TAREAS PROPUESTAS:
• A. Conteste brevemente, según el texto sobre la mermelada de naranja amarga:
(i) ¿De qué se obtiene la pectina?
(ii) ¿Cuántas horas hay que esperar para la maceración?
(iii) ¿Qué cantidad de azúcar se indica?
• B. Prolongue el texto sobre la mermelada de naranja amarga con los pasos siguientes al tercero.

TEXTO DEL EJERCICIO:
--------------------------------------------------

La llamamos tradicional porque el espesante – la pectina- se ha obtenido de los huesos de las naranjas macerados en agua.

Aunque el proceso de elaboración de la mermelada de naranja amarga no es complicado, si que es laborioso y requiere una cierta dosis de paciencia porque hay que retirar la pulpa de los gajos y  esperar 24 horas para la maceración de la naranja y  sus semillas.

INGREDIENTES

  • Naranjas amargas
  • Azúcar el mismo peso que las naranjas
  • Los huesos de las naranjas
  • Agua.

PASOS A SEGUIR

  1. En primer lugar debemos lavar muy bien las naranjas ya que vamos a utilizar su piel y quitarle el resto de tallo verde si es que lo tuviera.
  2. El segundo paso es pelar la naranja intentando retirar solo la cáscara  naranja  sin ninguna parte blanca y cortarla en tiritas finas.
  3. Luego procedemos a separar los gajos y, con paciencia, a retirar la pulpa desechando la piel. Desecha la telilla que envuelve los gajos y guarda la pulpa.

--------------------------------------------------

MATERIAL PROPORCIONADO:

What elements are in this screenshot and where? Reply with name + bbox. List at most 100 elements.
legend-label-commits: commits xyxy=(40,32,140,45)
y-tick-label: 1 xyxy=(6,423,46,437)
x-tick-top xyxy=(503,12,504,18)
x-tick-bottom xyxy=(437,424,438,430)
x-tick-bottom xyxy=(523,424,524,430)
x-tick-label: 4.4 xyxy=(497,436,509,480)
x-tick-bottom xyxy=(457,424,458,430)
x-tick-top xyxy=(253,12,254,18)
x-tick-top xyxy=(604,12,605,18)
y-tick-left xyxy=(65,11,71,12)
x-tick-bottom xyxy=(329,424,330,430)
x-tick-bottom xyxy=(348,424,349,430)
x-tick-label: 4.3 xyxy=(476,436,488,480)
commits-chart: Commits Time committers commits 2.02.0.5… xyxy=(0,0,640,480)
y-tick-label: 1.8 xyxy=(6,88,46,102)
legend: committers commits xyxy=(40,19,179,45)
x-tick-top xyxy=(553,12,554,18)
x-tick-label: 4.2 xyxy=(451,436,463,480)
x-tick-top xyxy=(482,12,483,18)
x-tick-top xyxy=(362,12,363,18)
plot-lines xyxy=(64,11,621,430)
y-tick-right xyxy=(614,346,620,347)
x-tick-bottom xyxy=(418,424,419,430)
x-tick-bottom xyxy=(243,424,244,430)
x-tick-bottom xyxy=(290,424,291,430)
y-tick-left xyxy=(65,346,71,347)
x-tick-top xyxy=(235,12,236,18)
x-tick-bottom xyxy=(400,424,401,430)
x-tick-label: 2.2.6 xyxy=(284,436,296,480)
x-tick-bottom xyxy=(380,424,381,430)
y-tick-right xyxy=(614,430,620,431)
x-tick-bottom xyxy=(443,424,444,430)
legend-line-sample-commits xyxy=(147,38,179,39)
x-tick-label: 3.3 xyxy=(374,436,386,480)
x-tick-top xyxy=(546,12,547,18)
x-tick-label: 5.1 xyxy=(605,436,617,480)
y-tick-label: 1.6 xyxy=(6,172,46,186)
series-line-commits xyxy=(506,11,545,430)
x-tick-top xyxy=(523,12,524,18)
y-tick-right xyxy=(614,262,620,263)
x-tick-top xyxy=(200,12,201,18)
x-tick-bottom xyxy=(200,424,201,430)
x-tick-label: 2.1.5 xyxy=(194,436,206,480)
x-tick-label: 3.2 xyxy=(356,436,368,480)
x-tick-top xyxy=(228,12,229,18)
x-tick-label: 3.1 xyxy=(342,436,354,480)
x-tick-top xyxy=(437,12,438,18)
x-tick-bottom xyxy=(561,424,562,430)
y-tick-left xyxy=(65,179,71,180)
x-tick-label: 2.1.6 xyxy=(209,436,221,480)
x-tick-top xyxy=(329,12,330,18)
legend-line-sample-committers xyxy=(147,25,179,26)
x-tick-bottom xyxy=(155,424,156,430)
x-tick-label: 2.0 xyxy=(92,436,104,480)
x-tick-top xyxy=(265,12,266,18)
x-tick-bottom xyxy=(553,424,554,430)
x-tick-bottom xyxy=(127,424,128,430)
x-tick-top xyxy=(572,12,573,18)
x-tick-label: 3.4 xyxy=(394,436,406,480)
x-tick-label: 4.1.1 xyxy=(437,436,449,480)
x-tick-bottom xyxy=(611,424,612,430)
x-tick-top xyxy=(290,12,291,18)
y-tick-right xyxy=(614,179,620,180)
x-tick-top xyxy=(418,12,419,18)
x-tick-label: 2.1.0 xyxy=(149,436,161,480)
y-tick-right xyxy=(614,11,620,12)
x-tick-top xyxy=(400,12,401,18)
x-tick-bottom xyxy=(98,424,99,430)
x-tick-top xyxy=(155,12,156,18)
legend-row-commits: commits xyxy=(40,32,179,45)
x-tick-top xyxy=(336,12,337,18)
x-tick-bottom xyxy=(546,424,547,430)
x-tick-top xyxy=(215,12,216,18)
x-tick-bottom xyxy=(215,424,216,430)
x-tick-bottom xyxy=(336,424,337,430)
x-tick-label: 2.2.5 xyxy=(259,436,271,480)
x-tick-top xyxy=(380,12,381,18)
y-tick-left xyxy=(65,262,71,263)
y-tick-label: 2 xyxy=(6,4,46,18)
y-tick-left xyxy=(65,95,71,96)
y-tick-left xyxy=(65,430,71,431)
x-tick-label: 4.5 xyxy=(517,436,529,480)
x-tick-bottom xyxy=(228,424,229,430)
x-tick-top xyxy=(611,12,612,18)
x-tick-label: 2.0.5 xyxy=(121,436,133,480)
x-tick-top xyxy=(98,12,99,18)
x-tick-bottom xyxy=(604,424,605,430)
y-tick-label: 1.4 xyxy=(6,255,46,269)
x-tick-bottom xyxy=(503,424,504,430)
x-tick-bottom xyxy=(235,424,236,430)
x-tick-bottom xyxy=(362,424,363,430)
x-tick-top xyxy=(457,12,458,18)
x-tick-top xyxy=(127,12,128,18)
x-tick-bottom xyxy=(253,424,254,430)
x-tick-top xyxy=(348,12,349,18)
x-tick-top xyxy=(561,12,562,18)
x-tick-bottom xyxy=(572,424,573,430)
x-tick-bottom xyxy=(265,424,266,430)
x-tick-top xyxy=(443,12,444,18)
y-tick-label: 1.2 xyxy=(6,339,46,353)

--------------------------------------------------

RESPUESTAS:
• A.
(i) De los huesos de las naranjas macerados en agua.
(ii) 24 horas.
(iii) El mismo peso que las naranjas.

• B.
  4. Ir guardando todos los huesos ya que la gelatina que desprende el hueso le va a dar la textura espesa a la mermelada. Echamos sobre ellos un vaso de agua  y lo dejamos reposar un día entero.  Al día siguiente, el agua de las semillas se habrá gelificado porque liberan una sustancia llamada pectina, que será la encargada de espesar la mermelada.
  5.  Unimos la pulpa con las tiras de las cáscaras, las pesamos y añadimos dos vasos de agua  por cada kilo dejándolas en remojo 24 horas.
  6. Al día siguiente pasamos el agua de los huesos por un colador, lo echamos a las cáscaras y pulpa y ponemos a hervir a fuego fuerte unos 30 minutos
  7.  Volvemos a pesar toda la masa y por cada kilo le añadimos 1 kilo de azúcar. Dejamos macerar hasta el día siguiente.
  8. Pasadas las 24h  hervimos de nuevo a fuego medio durante 30- 40 minutos, moviendo para que no se pegue, hasta que las cáscaras estén tiernas y  transparentes.
  9. Ponemos la cacerola en el fuego a fuego medio durante unos 45-50 minutos, hasta lograr la textura deseada. Hay que ir removiendo la mezcla de vez en cuando para que no se quede pegada en el fondo o las paredes de la cacerola. Las cáscaras de naranja deben quedar muy tiernas y casi transparentes.
  10. Por último hervimos tarros de cristal y sus tapones   con abundante agua, los rellenamos con la mermelada hasta el borde,  los cerramos y ponemos boca abajo para que pierdan el aire.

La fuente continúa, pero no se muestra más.